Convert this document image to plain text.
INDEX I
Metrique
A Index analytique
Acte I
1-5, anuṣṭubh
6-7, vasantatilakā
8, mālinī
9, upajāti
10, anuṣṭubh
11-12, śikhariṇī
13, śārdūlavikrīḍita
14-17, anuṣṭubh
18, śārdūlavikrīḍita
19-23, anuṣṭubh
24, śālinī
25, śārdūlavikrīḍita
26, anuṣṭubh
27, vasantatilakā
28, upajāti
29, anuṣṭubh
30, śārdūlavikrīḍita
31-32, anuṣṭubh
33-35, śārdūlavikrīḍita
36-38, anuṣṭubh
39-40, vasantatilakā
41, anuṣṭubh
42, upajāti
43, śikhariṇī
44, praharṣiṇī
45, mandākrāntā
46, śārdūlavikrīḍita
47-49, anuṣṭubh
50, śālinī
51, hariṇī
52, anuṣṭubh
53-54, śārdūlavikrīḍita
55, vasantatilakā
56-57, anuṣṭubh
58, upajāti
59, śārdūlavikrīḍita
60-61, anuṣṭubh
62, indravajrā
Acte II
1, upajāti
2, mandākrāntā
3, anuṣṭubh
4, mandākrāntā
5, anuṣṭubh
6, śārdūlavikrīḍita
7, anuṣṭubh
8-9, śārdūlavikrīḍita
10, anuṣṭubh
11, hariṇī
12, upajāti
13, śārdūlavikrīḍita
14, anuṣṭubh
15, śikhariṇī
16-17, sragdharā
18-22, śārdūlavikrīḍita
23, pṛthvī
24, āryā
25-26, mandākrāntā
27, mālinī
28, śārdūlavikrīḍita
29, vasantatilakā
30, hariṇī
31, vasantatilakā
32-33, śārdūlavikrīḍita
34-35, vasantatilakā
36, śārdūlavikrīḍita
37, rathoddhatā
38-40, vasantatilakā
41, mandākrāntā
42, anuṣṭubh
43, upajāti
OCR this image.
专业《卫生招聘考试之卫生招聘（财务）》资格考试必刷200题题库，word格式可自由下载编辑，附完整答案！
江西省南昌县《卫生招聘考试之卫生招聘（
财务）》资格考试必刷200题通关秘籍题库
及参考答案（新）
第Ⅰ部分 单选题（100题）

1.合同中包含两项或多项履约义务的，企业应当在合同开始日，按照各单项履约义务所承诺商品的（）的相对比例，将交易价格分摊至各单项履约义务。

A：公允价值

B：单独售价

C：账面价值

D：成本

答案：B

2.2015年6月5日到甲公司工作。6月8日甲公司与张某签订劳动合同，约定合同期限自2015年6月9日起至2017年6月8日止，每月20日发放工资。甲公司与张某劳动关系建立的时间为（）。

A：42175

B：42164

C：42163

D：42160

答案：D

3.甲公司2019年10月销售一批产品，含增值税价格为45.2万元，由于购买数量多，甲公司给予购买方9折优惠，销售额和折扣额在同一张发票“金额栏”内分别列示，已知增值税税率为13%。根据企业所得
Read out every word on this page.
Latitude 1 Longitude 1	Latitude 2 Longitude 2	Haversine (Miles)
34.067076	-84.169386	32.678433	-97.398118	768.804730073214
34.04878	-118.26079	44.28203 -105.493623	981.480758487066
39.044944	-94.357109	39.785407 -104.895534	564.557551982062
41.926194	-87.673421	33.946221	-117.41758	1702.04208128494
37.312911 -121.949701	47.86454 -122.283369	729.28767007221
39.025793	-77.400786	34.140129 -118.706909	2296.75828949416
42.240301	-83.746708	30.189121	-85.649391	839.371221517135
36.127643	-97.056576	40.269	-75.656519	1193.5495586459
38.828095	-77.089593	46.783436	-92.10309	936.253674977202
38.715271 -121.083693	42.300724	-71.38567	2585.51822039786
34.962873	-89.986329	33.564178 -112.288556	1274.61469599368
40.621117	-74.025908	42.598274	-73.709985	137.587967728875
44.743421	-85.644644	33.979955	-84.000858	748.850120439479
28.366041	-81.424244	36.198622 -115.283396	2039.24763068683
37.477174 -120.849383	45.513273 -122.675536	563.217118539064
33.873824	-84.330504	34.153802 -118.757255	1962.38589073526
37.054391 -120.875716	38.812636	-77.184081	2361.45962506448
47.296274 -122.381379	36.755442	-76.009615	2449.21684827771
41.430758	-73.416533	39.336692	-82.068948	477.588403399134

........

◆ Task instructions: Every entry needs to be retyped exactly.

◆ The answer:
Convert this document image to plain text.
INDEX I
Metrique
A Index analytique
Acte I
1-5, anuṣṭubh
6-7, vasantatilakā
8, mālinī
9, upajāti
10, anuṣṭubh
11-12, śikhariṇī
13, śārdūlavikrīḍita
14-17, anuṣṭubh
18, śārdūlavikrīḍita
19-23, anuṣṭubh
24, śālinī
25, śārdūlavikrīḍita
26, anuṣṭubh
27, vasantatilakā
28, upajāti
29, anuṣṭubh
30, śārdūlavikrīḍita
31-32, anuṣṭubh
33-35, śārdūlavikrīḍita
36-38, anuṣṭubh
39-40, vasantatilakā
41, anuṣṭubh
42, upajāti
43, śikhariṇī
44, praharṣiṇī
45, mandākrāntā
46, śārdūlavikrīḍita
47-49, anuṣṭubh
50, śālinī
51, hariṇī
52, anuṣṭubh
53-54, śārdūlavikrīḍita
55, vasantatilakā
56-57, anuṣṭubh
58, upajāti
59, śārdūlavikrīḍita
60-61, anuṣṭubh
62, indravajrā
Acte II
1, upajāti
2, mandākrāntā
3, anuṣṭubh
4, mandākrāntā
5, anuṣṭubh
6, śārdūlavikrīḍita
7, anuṣṭubh
8-9, śārdūlavikrīḍita
10, anuṣṭubh
11, hariṇī
12, upajāti
13, śārdūlavikrīḍita
14, anuṣṭubh
15, śikhariṇī
16-17, sragdharā
18-22, śārdūlavikrīḍita
23, pṛthvī
24, āryā
25-26, mandākrāntā
27, mālinī
28, śārdūlavikrīḍita
29, vasantatilakā
30, hariṇī
31, vasantatilakā
32-33, śārdūlavikrīḍita
34-35, vasantatilakā
36, śārdūlavikrīḍita
37, rathoddhatā
38-40, vasantatilakā
41, mandākrāntā
42, anuṣṭubh
43, upajāti
OCR this image.
专业《卫生招聘考试之卫生招聘（财务）》资格考试必刷200题题库，word格式可自由下载编辑，附完整答案！
江西省南昌县《卫生招聘考试之卫生招聘（
财务）》资格考试必刷200题通关秘籍题库
及参考答案（新）
第Ⅰ部分 单选题（100题）

1.合同中包含两项或多项履约义务的，企业应当在合同开始日，按照各单项履约义务所承诺商品的（）的相对比例，将交易价格分摊至各单项履约义务。

A：公允价值

B：单独售价

C：账面价值

D：成本

答案：B

2.2015年6月5日到甲公司工作。6月8日甲公司与张某签订劳动合同，约定合同期限自2015年6月9日起至2017年6月8日止，每月20日发放工资。甲公司与张某劳动关系建立的时间为（）。

A：42175

B：42164

C：42163

D：42160

答案：D

3.甲公司2019年10月销售一批产品，含增值税价格为45.2万元，由于购买数量多，甲公司给予购买方9折优惠，销售额和折扣额在同一张发票“金额栏”内分别列示，已知增值税税率为13%。根据企业所得
Read out every word on this page.
Latitude 1 Longitude 1	Latitude 2 Longitude 2	Haversine (Miles)
34.067076	-84.169386	32.678433	-97.398118	768.804730073214
34.04878	-118.26079	44.28203 -105.493623	981.480758487066
39.044944	-94.357109	39.785407 -104.895534	564.557551982062
41.926194	-87.673421	33.946221	-117.41758	1702.04208128494
37.312911 -121.949701	47.86454 -122.283369	729.28767007221
39.025793	-77.400786	34.140129 -118.706909	2296.75828949416
42.240301	-83.746708	30.189121	-85.649391	839.371221517135
36.127643	-97.056576	40.269	-75.656519	1193.5495586459
38.828095	-77.089593	46.783436	-92.10309	936.253674977202
38.715271 -121.083693	42.300724	-71.38567	2585.51822039786
34.962873	-89.986329	33.564178 -112.288556	1274.61469599368
40.621117	-74.025908	42.598274	-73.709985	137.587967728875
44.743421	-85.644644	33.979955	-84.000858	748.850120439479
28.366041	-81.424244	36.198622 -115.283396	2039.24763068683
37.477174 -120.849383	45.513273 -122.675536	563.217118539064
33.873824	-84.330504	34.153802 -118.757255	1962.38589073526
37.054391 -120.875716	38.812636	-77.184081	2361.45962506448
47.296274 -122.381379	36.755442	-76.009615	2449.21684827771
41.430758	-73.416533	39.336692	-82.068948	477.588403399134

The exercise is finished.